§ **What the exercise asks**
Copy out all lines with the word "name" in them.
Start of Available data
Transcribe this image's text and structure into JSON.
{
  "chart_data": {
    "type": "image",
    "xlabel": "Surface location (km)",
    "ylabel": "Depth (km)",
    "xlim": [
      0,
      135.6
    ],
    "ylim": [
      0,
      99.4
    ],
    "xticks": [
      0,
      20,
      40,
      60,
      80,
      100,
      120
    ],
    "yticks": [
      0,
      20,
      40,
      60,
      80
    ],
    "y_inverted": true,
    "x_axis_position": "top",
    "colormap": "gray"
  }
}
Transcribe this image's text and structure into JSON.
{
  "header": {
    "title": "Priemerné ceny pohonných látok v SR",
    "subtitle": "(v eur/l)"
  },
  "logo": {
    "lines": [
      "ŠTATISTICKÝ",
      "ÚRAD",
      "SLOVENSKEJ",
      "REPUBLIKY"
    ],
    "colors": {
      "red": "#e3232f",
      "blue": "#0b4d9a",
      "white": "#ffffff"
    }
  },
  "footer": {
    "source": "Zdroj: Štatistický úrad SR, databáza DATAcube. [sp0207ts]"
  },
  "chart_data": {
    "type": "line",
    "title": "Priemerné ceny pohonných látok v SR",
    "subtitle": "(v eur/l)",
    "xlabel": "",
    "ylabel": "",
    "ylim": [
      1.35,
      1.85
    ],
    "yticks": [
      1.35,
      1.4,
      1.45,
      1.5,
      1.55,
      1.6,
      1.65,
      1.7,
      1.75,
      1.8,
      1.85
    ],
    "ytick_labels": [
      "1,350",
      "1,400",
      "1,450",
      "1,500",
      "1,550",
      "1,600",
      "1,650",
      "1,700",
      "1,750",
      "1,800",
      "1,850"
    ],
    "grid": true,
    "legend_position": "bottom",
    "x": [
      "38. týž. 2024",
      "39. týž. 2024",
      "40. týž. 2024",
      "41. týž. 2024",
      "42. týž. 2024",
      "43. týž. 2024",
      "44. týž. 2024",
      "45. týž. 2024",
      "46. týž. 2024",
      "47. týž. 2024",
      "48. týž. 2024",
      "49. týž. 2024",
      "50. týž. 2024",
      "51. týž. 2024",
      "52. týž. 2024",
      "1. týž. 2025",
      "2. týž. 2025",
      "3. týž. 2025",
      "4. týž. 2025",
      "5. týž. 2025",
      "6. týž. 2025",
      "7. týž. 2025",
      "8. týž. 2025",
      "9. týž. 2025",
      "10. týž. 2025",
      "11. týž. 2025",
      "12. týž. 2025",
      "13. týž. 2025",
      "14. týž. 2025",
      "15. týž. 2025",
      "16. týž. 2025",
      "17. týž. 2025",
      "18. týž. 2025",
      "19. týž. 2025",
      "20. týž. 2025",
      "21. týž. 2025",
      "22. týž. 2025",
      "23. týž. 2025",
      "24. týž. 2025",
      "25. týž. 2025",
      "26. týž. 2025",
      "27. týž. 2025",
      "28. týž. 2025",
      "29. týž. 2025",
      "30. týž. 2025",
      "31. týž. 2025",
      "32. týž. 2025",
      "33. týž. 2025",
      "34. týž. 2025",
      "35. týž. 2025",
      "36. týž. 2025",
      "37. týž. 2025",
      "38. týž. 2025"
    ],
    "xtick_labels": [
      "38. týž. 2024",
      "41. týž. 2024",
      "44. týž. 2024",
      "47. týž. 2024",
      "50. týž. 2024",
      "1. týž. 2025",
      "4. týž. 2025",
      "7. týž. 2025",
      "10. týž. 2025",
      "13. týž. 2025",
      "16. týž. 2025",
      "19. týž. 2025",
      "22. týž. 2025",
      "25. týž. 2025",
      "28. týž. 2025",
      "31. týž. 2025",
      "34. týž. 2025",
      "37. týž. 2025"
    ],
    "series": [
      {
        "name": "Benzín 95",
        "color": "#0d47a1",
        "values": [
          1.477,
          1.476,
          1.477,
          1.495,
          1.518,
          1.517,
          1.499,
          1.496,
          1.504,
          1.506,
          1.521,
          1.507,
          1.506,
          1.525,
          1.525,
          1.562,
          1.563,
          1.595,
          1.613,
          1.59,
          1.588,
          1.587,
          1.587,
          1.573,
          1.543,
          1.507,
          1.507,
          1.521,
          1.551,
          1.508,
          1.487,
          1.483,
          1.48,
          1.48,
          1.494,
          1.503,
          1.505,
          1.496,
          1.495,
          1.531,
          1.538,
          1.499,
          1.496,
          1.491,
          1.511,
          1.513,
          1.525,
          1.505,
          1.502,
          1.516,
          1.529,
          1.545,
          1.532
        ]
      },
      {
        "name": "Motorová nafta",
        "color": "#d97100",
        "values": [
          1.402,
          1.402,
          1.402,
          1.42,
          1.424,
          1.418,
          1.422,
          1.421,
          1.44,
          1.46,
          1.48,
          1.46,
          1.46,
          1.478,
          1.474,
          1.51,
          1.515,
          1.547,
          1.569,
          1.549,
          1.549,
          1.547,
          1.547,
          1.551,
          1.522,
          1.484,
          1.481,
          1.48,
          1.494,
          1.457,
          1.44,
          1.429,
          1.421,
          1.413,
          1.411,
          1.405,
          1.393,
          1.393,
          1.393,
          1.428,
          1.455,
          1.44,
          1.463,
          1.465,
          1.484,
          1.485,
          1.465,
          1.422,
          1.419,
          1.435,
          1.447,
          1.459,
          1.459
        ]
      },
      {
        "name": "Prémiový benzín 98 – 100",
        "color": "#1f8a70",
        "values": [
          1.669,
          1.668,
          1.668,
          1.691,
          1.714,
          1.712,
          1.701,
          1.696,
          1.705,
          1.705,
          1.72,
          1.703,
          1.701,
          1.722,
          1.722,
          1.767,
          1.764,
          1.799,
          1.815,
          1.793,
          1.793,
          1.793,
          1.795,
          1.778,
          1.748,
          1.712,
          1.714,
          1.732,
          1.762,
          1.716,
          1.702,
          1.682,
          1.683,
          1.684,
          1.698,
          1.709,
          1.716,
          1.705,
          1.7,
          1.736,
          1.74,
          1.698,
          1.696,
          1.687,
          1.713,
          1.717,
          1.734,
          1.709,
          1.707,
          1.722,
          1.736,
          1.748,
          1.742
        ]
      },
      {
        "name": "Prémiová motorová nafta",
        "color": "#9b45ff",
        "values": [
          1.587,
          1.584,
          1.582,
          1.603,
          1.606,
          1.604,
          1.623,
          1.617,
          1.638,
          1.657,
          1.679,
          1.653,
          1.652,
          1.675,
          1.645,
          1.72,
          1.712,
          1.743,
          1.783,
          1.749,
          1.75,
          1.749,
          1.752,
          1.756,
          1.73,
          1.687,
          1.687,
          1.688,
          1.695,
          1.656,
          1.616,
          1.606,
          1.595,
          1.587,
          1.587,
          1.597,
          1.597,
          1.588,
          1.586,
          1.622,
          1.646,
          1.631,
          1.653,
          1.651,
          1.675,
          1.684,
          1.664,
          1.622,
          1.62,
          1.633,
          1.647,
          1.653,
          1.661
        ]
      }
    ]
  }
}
End of Available data
§ **The result**
        "name": "Benzín 95",
        "name": "Motorová nafta",
        "name": "Prémiový benzín 98 – 100",
        "name": "Prémiová motorová nafta",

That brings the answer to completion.